>> Begin PROVIDED PASSAGE
Posted by Dawid Wysakowicz <dw...@apache.org>.

Hi,

I would like to clarify previous responses a bit.

1. From the architectural point of view yes it is true it is possible to
restore from a savepoint from a local jvm as long as this jvm has access
to the checkpoint.

2. Unfortunately the configuration you pass to the ctor of
LocalStreamEnvironment is not passed to the StreamGraphGenerator which
sets the savepoint configuration. That said, unless I am wrong this
approach will not work.

3. There is no easy and officially supported way to do this. The
official way would be to start a local cluster and submit your job
remotely to that local cluster, which you can also debug remotely.

I know this is not perfect. A different workaround I can offer would be
to modify/reuse the LocalExecutionEnvironment a bit.

You can

 1.  get a StreamGraph from a StreamExecutionEnvironment (via
    StreamExecutionEnvironment#getStreamGraph),
 2.  generate a JobGraph out of it,
 3.  set the savepoint settings
 4.  and submit it locally to a MiniCluster.
>> End PROVIDED PASSAGE
◆ WHAT YOU NEED TO DO ◆
A. Summarize the reply about restoring Flink savepoints locally in two sentences.
B. For each statement, say whether it agrees with the reply about restoring savepoints locally, and quote the words that decide it: (i) Configuration given to the LocalStreamEnvironment constructor reaches the StreamGraphGenerator. (ii) The official way is to start a local cluster and submit the job to it remotely. (iii) A local JVM can restore from a savepoint as long as it has access to the checkpoint.
C. Carry on the reply about restoring savepoints locally, picking up after its final list item.
>> Begin DATASET
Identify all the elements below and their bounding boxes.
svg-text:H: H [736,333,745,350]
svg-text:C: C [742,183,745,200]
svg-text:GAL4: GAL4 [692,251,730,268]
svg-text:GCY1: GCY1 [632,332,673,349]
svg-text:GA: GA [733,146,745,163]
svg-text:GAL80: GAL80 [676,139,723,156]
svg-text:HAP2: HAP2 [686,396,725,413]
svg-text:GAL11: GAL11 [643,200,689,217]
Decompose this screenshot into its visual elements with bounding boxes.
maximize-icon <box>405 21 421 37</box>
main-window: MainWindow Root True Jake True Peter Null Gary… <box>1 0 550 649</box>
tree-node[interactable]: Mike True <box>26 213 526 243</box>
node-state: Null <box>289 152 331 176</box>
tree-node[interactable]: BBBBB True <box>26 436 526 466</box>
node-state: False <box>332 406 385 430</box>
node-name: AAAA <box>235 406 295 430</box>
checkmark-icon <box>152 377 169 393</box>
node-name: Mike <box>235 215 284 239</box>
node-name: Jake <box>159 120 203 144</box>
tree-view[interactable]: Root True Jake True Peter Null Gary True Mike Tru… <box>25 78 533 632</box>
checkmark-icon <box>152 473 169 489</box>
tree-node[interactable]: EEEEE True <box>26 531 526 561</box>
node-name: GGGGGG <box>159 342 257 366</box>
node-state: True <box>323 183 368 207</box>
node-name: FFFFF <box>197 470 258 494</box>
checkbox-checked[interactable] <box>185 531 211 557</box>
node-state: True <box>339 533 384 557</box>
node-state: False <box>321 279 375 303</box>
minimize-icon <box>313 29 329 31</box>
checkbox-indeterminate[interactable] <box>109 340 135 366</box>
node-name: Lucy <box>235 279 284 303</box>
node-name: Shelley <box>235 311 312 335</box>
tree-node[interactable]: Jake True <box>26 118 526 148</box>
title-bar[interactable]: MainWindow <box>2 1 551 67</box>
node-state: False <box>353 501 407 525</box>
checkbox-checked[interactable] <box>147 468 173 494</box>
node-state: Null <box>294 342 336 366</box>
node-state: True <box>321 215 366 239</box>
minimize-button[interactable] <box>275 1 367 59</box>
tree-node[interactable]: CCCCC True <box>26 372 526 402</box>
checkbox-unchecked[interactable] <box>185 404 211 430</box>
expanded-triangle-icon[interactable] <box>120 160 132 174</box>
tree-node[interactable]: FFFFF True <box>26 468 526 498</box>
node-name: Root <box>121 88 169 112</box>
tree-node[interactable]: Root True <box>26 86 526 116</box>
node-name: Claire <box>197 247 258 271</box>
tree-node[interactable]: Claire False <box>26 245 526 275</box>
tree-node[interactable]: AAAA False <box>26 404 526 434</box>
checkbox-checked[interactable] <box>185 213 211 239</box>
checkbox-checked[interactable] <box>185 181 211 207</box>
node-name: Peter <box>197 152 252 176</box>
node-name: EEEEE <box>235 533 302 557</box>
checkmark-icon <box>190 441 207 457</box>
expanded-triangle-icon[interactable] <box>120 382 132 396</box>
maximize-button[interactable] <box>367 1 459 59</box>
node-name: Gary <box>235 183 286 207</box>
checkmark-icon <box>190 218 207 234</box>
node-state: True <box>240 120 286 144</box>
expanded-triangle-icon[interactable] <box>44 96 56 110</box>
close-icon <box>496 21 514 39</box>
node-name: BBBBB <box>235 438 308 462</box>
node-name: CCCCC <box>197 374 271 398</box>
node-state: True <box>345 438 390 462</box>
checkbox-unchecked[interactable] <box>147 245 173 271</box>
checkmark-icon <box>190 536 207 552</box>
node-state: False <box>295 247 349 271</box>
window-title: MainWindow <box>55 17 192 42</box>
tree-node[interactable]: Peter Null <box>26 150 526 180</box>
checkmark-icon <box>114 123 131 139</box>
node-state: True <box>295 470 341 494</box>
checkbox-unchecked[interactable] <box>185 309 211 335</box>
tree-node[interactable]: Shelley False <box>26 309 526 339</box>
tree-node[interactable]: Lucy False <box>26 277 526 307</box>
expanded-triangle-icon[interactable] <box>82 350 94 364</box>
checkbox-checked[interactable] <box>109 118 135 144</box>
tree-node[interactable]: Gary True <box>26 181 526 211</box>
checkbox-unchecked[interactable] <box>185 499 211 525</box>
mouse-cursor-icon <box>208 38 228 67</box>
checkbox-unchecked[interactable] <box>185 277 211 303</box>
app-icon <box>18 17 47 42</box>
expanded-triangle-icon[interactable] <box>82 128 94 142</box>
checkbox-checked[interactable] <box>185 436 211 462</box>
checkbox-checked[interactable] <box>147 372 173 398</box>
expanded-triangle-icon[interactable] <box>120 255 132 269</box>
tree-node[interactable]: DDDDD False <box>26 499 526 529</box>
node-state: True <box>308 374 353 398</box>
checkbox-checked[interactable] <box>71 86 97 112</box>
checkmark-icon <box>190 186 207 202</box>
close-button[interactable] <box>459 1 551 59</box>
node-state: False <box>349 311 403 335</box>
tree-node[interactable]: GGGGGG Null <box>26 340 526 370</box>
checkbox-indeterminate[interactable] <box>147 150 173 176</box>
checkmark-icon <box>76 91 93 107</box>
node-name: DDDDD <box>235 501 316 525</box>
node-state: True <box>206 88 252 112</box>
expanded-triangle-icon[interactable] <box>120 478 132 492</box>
>> End DATASET
◆ OUTPUTS ◆
A. Restoring from a savepoint in a local JVM is architecturally possible if that JVM can access the checkpoint, but the configuration passed to the LocalStreamEnvironment constructor never reaches the StreamGraphGenerator that sets the savepoint configuration, so the writer believes that approach will not work. The official route is to start a local cluster and submit the job to it remotely, and another workaround is to take a StreamGraph from a StreamExecutionEnvironment, generate a JobGraph from it, set the savepoint settings, and submit it locally to a MiniCluster.

B.
(i) No: "the configuration you pass to the ctor of LocalStreamEnvironment is not passed to the StreamGraphGenerator"
(ii) Yes: "The official way would be to start a local cluster and submit your job remotely to that local cluster"
(iii) Yes: "it is possible to restore from a savepoint from a local jvm as long as this jvm has access to the checkpoint"

C.
You can reuse majority of the code from the
LocalStreamEnvironment#execute(StreamGraph) method. The thing you have
to add is once you get the jobGraph:

jobGrap.setSavepointRestoreSettings(...)

I know this is not the nicest solution, but some of my colleagues are
currently working on improving the job submission api. (Some of the
FLIPs around the topic are:
https://cwiki.apache.org/confluence/display/FLINK/FLIP-73%3A+Introducing+Executors+for+job+submission
and
https://cwiki.apache.org/confluence/display/FLINK/FLIP-74%3A+Flink+JobClient+API).

Best,

Dawid

On 28/11/2019 19:56, Arvid Heise wrote:
> Just to add up, if you use LocalStreamEnvironment, you can pass a
> configuration and you can set"execution.savepoint.path" to point to
> your savepoint.
>
> Best,
>
> Arvid
>
> On Wed, Nov 27, 2019 at 1:00 PM Congxian Qiu <qcx978132955@gmail.com
> <ma...@gmail.com>> wrote:
>
>     Hi,
>
>     You can recovery from checkpoint/savepoint if JM&TM can read from
>     the given path. no math which mode the job is running on.
>
>     Best,
>     Congxian
>
>
>     Reo Lei <leinuowen@gmail.com <ma...@gmail.com>>
>     于2019年11月26日周二 下午12:18写道：
>
>
>
>         ---------- Forwarded message ---------
>         发件人： *Reo Lei* <leinuowen@gmail.com
>         <ma...@gmail.com>>
>         Date: 2019年11月26日周二 上午9:53
>         Subject: Re: How to recover state from savepoint on embedded mode?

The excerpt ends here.